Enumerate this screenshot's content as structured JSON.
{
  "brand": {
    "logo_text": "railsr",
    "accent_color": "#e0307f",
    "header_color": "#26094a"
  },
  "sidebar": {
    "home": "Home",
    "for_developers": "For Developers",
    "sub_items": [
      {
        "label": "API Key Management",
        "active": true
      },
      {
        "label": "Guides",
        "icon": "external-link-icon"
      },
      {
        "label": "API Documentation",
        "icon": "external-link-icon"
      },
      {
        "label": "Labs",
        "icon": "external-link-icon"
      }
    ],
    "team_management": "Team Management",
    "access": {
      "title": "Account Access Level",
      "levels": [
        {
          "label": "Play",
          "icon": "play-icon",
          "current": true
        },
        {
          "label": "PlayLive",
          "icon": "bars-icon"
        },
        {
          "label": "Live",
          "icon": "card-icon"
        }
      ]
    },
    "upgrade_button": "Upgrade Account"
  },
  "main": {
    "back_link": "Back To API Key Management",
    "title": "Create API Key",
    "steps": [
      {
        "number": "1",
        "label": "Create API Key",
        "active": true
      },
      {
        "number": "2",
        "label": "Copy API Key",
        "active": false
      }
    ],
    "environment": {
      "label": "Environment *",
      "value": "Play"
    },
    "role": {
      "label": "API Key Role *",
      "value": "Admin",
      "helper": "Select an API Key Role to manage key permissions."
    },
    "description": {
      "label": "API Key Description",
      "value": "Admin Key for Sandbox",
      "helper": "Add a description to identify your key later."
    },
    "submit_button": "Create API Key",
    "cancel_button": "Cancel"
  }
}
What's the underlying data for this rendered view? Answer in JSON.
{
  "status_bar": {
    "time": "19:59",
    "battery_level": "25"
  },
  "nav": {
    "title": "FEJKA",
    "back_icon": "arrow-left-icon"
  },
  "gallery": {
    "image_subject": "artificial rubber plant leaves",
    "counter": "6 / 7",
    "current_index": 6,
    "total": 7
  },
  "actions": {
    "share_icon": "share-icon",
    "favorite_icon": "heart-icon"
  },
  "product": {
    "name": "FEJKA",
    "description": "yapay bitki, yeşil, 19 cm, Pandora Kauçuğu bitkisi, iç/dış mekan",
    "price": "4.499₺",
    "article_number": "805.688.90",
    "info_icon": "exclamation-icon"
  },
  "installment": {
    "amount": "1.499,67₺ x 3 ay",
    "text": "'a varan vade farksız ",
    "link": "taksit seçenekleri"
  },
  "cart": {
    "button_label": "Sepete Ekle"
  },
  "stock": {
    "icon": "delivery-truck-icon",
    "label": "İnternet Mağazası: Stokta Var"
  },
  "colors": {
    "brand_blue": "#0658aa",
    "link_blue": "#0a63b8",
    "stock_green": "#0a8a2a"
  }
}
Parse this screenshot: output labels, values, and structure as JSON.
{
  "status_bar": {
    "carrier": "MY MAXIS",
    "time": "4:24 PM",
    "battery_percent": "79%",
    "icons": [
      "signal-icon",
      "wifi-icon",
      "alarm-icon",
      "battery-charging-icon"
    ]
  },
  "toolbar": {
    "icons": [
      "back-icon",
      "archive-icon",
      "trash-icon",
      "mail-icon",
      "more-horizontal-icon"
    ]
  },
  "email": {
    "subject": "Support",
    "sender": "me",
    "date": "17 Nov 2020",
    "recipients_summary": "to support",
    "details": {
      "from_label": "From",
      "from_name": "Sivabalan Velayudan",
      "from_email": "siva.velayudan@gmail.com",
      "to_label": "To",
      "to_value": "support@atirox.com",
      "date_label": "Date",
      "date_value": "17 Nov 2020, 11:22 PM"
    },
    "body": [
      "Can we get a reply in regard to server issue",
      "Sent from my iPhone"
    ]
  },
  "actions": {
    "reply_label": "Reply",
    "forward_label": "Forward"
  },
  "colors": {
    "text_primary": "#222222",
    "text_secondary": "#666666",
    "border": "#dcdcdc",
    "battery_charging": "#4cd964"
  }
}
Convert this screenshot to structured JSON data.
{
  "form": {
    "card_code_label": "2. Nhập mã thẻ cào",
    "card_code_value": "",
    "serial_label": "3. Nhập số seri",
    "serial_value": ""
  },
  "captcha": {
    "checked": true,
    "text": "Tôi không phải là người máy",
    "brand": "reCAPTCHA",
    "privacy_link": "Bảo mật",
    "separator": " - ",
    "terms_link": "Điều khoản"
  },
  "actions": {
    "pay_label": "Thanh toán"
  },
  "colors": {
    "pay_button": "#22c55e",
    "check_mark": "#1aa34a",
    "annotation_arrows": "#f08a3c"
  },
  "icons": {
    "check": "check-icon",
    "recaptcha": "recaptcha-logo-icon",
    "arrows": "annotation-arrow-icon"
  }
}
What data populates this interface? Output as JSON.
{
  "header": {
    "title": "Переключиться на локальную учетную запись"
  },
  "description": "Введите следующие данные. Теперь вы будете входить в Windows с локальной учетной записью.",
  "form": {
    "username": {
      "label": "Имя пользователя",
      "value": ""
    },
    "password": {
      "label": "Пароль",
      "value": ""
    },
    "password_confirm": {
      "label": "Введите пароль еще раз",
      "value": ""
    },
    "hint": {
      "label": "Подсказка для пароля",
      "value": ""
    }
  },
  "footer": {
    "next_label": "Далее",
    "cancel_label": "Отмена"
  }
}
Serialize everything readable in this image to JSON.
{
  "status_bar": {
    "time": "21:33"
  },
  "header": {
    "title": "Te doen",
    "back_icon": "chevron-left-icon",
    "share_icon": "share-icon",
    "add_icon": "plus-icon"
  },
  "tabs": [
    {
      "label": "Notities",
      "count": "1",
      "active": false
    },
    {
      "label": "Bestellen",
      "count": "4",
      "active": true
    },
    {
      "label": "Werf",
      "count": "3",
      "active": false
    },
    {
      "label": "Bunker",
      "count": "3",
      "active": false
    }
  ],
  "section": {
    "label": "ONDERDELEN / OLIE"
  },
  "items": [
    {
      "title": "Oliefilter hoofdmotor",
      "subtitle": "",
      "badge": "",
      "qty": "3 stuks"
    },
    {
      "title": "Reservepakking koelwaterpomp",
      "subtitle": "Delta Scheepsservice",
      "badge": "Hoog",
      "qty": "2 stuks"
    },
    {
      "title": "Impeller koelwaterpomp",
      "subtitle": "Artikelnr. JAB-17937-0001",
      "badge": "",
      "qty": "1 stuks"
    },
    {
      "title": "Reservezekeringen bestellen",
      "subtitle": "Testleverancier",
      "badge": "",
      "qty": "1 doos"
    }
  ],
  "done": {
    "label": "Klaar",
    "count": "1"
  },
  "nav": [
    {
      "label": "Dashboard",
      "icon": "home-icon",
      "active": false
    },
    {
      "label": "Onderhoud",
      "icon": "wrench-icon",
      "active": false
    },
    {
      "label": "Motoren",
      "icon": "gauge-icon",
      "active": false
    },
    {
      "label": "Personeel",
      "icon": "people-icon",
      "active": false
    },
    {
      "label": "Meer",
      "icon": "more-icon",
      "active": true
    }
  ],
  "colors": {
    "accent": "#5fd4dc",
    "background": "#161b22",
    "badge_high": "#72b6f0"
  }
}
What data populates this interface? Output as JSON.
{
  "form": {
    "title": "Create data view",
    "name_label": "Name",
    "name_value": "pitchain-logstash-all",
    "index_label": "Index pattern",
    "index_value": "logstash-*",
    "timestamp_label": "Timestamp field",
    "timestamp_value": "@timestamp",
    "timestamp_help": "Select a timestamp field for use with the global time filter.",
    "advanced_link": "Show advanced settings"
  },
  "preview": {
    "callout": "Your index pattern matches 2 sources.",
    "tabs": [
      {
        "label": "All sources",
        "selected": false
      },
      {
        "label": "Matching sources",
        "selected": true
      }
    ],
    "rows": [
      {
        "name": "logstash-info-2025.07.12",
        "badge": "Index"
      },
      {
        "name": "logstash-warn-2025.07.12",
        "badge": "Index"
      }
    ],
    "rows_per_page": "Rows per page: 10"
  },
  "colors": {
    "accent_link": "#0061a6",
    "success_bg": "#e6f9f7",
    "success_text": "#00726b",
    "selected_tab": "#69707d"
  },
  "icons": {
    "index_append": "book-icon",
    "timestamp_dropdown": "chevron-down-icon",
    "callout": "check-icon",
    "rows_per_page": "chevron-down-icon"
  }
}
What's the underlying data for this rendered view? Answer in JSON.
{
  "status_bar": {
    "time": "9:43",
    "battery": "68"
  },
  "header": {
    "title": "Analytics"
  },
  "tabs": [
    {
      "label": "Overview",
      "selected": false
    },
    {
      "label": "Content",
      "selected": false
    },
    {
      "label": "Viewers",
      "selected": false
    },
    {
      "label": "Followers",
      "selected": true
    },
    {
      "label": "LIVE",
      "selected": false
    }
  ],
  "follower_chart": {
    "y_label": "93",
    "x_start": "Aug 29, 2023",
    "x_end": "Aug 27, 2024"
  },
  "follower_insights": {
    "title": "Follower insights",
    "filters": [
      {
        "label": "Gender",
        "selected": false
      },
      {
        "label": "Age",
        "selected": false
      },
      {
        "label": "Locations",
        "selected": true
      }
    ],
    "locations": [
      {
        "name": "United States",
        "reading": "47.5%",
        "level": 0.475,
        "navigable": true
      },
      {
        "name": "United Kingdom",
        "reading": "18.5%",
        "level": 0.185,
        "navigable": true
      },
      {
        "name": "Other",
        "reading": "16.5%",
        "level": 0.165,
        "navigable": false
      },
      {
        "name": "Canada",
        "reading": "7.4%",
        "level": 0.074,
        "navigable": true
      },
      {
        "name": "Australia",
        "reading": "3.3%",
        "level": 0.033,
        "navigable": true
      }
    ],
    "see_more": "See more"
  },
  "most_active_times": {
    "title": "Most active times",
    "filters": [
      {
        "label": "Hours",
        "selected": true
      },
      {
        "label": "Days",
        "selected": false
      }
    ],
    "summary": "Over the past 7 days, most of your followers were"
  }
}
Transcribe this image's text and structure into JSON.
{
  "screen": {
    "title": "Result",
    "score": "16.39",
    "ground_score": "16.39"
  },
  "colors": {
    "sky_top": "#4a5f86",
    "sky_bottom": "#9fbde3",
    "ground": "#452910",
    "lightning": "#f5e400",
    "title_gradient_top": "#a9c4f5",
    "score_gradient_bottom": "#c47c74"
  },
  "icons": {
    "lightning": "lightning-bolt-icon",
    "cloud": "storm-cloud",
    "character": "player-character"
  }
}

### Task description
Go through the records and pull out each line that includes the word "Nhập".

### Task solution
    "card_code_label": "2. Nhập mã thẻ cào",
    "serial_label": "3. Nhập số seri",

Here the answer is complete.